↓↓↓

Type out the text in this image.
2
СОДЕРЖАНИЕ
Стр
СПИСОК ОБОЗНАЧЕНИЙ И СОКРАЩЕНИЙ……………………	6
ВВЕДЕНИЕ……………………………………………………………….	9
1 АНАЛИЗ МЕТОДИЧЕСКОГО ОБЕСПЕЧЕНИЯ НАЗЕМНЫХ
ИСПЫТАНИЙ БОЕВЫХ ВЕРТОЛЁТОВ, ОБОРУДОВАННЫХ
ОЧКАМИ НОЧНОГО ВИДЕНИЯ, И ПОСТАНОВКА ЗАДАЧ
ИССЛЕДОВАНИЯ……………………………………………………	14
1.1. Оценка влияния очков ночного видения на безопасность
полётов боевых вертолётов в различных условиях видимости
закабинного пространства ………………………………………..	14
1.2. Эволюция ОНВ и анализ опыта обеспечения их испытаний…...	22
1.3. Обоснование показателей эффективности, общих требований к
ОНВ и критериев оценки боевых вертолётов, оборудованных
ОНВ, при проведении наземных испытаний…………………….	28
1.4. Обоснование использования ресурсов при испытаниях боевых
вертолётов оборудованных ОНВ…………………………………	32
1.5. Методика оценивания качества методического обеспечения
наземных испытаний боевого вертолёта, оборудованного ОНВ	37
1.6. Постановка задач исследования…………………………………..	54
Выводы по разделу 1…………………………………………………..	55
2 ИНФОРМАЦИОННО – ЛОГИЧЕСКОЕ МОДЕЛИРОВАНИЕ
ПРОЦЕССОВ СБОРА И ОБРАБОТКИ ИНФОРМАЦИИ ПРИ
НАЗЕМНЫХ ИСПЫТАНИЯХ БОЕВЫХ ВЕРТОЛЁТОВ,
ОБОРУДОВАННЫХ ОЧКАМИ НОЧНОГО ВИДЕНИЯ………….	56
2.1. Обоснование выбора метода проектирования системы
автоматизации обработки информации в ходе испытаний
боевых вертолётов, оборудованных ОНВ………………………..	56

↑↑↑

### To do:
Copy down the material exactly as written.

### Answer to this task:
Type out the text in this image.
2
СОДЕРЖАНИЕ
Стр
СПИСОК ОБОЗНАЧЕНИЙ И СОКРАЩЕНИЙ……………………	6
ВВЕДЕНИЕ……………………………………………………………….	9
1 АНАЛИЗ МЕТОДИЧЕСКОГО ОБЕСПЕЧЕНИЯ НАЗЕМНЫХ
ИСПЫТАНИЙ БОЕВЫХ ВЕРТОЛЁТОВ, ОБОРУДОВАННЫХ
ОЧКАМИ НОЧНОГО ВИДЕНИЯ, И ПОСТАНОВКА ЗАДАЧ
ИССЛЕДОВАНИЯ……………………………………………………	14
1.1. Оценка влияния очков ночного видения на безопасность
полётов боевых вертолётов в различных условиях видимости
закабинного пространства ………………………………………..	14
1.2. Эволюция ОНВ и анализ опыта обеспечения их испытаний…...	22
1.3. Обоснование показателей эффективности, общих требований к
ОНВ и критериев оценки боевых вертолётов, оборудованных
ОНВ, при проведении наземных испытаний…………………….	28
1.4. Обоснование использования ресурсов при испытаниях боевых
вертолётов оборудованных ОНВ…………………………………	32
1.5. Методика оценивания качества методического обеспечения
наземных испытаний боевого вертолёта, оборудованного ОНВ	37
1.6. Постановка задач исследования…………………………………..	54
Выводы по разделу 1…………………………………………………..	55
2 ИНФОРМАЦИОННО – ЛОГИЧЕСКОЕ МОДЕЛИРОВАНИЕ
ПРОЦЕССОВ СБОРА И ОБРАБОТКИ ИНФОРМАЦИИ ПРИ
НАЗЕМНЫХ ИСПЫТАНИЯХ БОЕВЫХ ВЕРТОЛЁТОВ,
ОБОРУДОВАННЫХ ОЧКАМИ НОЧНОГО ВИДЕНИЯ………….	56
2.1. Обоснование выбора метода проектирования системы
автоматизации обработки информации в ходе испытаний
боевых вертолётов, оборудованных ОНВ………………………..	56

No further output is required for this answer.